WHAT NEEDS TO BE DONE:
In the entries below, find every line with "Observed" and copy it.

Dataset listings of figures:
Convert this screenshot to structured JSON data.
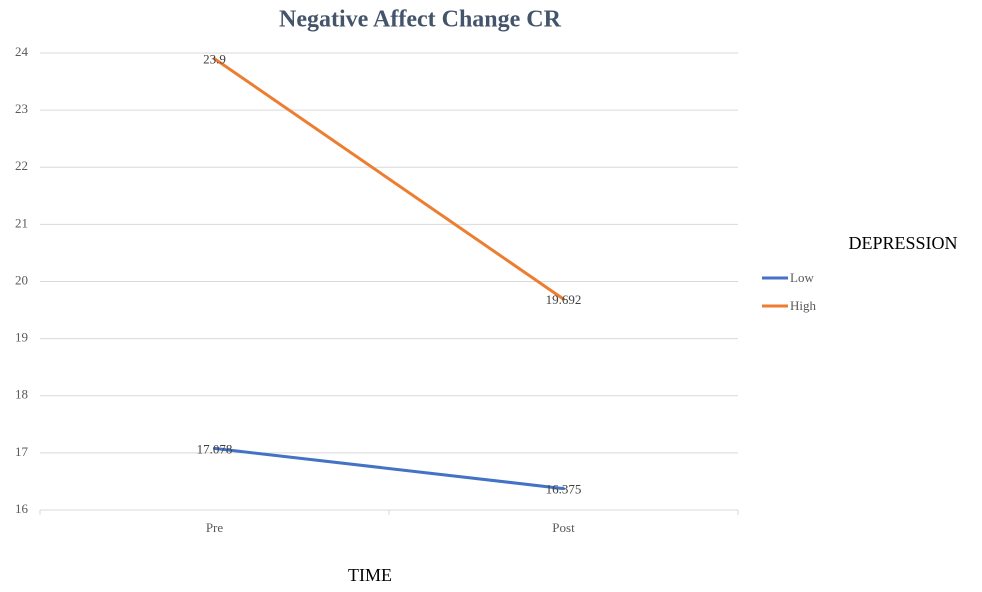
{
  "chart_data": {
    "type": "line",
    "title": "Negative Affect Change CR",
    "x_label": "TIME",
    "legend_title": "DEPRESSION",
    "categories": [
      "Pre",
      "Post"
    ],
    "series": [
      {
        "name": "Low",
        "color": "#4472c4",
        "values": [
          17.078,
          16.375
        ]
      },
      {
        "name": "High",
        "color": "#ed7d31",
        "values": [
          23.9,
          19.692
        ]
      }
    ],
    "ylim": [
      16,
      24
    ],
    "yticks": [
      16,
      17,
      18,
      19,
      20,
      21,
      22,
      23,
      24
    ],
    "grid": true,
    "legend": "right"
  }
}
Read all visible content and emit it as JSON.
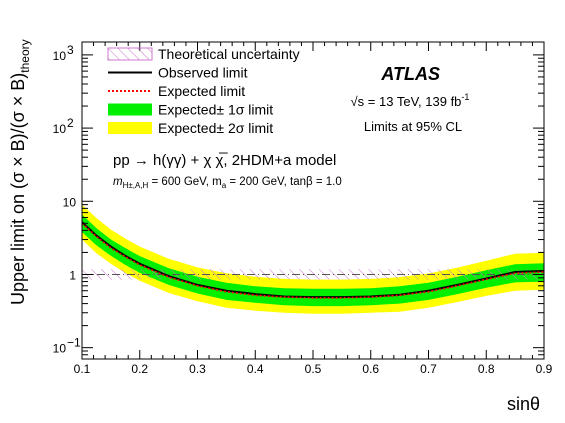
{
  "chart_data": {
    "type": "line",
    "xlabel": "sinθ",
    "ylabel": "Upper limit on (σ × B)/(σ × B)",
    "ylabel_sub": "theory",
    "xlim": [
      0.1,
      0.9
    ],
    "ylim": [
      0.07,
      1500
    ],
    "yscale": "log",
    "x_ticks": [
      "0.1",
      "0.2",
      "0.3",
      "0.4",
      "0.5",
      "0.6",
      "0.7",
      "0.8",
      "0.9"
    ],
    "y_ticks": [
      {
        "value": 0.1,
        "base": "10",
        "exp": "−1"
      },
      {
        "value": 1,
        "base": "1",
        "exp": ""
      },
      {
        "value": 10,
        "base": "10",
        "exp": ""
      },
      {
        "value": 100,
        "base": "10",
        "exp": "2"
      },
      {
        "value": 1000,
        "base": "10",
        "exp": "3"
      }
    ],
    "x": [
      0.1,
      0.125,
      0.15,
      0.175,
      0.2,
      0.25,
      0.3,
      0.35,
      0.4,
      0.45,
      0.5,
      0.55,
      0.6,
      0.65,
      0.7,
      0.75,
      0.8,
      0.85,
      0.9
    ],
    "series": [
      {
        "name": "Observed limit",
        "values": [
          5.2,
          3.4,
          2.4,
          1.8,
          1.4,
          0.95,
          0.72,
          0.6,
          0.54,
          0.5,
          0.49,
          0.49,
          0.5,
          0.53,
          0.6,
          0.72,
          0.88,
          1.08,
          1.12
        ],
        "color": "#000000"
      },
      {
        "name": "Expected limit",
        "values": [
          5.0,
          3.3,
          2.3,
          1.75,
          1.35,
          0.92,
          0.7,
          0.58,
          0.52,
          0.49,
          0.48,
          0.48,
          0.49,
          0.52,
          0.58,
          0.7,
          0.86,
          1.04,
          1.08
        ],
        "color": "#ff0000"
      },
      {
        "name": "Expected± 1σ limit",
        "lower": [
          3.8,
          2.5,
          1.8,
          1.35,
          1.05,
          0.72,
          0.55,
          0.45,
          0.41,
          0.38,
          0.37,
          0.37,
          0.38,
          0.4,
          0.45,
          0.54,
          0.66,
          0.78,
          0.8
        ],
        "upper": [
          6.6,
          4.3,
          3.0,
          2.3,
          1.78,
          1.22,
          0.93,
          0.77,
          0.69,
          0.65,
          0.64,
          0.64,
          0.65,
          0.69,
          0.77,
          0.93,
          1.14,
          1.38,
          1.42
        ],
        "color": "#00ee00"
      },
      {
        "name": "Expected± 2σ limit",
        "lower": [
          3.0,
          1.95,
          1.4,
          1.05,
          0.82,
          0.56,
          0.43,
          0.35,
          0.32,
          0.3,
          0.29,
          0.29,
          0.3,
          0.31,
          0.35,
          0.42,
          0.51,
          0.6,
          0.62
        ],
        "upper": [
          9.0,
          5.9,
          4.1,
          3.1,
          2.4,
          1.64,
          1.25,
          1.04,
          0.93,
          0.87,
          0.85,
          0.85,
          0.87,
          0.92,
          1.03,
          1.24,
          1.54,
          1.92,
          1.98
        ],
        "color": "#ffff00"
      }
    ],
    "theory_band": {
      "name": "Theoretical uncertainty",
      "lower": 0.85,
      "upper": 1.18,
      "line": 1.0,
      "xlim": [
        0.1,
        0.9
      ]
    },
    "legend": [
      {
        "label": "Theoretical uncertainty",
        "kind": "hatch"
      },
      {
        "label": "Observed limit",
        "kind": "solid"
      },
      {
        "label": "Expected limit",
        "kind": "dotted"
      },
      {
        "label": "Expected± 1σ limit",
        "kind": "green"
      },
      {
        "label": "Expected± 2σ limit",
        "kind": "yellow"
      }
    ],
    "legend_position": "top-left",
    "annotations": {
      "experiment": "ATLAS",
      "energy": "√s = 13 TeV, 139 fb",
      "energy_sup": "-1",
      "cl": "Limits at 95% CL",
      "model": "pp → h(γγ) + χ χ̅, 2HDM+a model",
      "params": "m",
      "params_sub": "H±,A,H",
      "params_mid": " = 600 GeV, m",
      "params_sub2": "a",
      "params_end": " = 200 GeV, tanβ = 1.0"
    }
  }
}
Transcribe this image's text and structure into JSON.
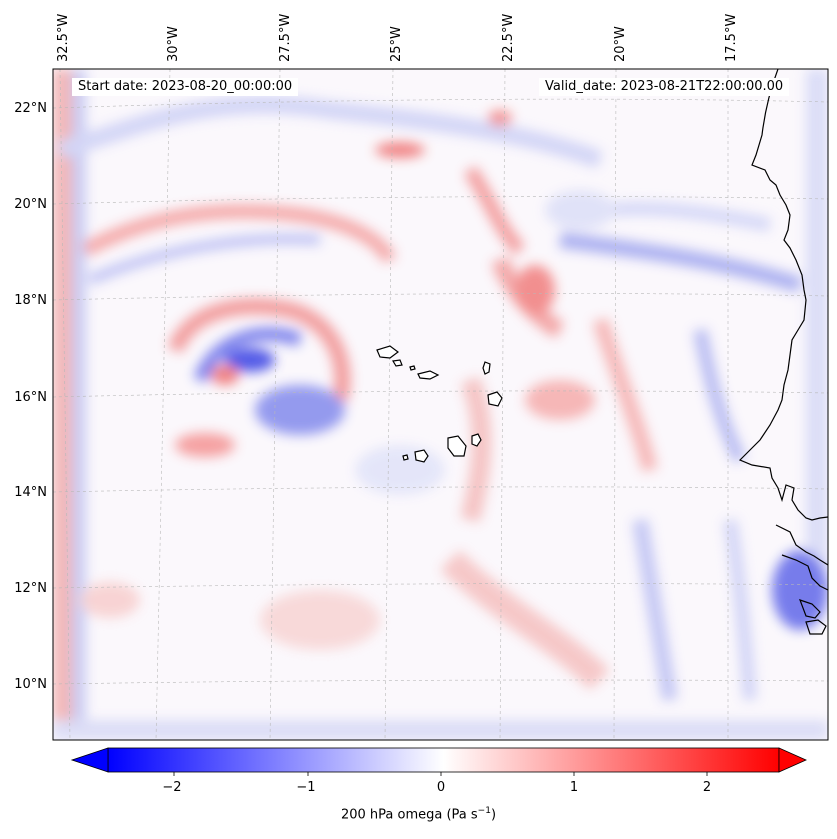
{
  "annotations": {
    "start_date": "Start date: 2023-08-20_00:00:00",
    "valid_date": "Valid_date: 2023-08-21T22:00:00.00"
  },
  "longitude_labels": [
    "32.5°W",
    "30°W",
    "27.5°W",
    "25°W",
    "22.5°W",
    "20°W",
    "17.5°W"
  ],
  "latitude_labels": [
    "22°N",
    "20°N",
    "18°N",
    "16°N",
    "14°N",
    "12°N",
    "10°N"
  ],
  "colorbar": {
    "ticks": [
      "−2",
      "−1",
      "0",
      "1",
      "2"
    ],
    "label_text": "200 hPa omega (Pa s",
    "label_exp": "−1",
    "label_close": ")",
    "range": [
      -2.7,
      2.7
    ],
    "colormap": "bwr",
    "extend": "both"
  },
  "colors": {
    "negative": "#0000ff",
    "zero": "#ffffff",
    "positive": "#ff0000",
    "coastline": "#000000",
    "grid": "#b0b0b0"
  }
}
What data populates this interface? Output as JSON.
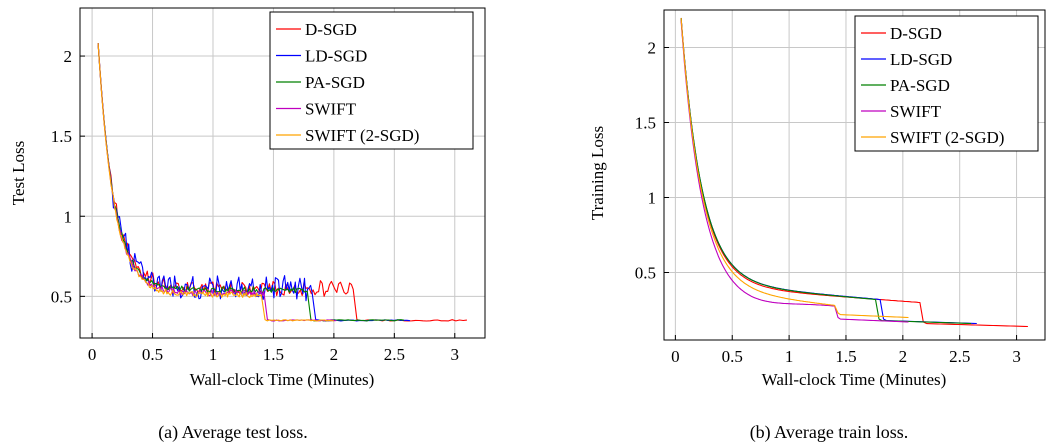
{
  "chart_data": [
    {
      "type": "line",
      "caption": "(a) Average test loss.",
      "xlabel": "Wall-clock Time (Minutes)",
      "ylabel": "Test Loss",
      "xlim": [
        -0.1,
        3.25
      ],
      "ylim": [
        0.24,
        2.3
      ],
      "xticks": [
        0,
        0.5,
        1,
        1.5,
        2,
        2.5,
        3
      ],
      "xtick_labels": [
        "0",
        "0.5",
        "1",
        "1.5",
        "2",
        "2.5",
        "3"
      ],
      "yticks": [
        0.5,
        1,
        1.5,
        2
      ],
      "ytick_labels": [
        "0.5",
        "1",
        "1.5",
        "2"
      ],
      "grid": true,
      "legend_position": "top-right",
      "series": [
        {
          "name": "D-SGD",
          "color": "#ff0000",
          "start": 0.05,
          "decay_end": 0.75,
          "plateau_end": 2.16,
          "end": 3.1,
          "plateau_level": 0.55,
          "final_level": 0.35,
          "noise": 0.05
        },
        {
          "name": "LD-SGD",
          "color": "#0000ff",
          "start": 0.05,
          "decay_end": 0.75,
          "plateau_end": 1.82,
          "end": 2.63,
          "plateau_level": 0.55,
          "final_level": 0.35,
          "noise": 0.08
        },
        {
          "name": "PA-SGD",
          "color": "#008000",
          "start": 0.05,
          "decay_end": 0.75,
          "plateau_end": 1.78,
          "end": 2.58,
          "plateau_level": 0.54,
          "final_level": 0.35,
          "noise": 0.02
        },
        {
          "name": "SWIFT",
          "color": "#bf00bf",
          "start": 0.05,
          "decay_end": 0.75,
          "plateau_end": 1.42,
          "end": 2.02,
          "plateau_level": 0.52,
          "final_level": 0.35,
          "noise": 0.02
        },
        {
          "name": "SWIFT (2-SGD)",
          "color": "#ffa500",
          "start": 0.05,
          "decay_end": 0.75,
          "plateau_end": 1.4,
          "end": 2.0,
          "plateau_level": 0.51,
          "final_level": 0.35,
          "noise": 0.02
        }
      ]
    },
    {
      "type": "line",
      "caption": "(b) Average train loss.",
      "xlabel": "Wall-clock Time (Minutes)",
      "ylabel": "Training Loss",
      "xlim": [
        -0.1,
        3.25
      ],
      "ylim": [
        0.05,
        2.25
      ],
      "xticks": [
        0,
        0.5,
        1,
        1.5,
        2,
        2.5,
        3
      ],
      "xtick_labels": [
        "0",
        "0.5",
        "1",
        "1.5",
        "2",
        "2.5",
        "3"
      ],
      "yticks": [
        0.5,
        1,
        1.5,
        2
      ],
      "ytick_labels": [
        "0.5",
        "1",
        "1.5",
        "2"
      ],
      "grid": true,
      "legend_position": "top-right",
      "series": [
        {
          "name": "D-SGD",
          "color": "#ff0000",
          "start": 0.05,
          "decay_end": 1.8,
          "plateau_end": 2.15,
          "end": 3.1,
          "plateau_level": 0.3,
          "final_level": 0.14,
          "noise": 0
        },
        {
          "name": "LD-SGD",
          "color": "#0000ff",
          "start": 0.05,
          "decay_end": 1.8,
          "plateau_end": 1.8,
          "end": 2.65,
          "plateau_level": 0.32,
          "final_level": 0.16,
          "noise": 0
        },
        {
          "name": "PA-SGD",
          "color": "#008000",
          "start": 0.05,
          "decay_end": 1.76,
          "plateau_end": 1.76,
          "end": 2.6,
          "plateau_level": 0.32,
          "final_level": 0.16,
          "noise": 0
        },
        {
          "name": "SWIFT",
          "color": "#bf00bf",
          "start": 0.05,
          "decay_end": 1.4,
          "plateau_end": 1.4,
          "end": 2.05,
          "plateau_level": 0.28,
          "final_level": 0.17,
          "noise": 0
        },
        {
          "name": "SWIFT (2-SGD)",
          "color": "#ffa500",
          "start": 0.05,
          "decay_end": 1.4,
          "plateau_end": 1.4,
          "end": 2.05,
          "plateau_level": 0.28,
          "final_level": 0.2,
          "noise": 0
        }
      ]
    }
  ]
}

COMPLETE RESPONSE:
        "name": "Observed limit",
        "label": "Observed limit",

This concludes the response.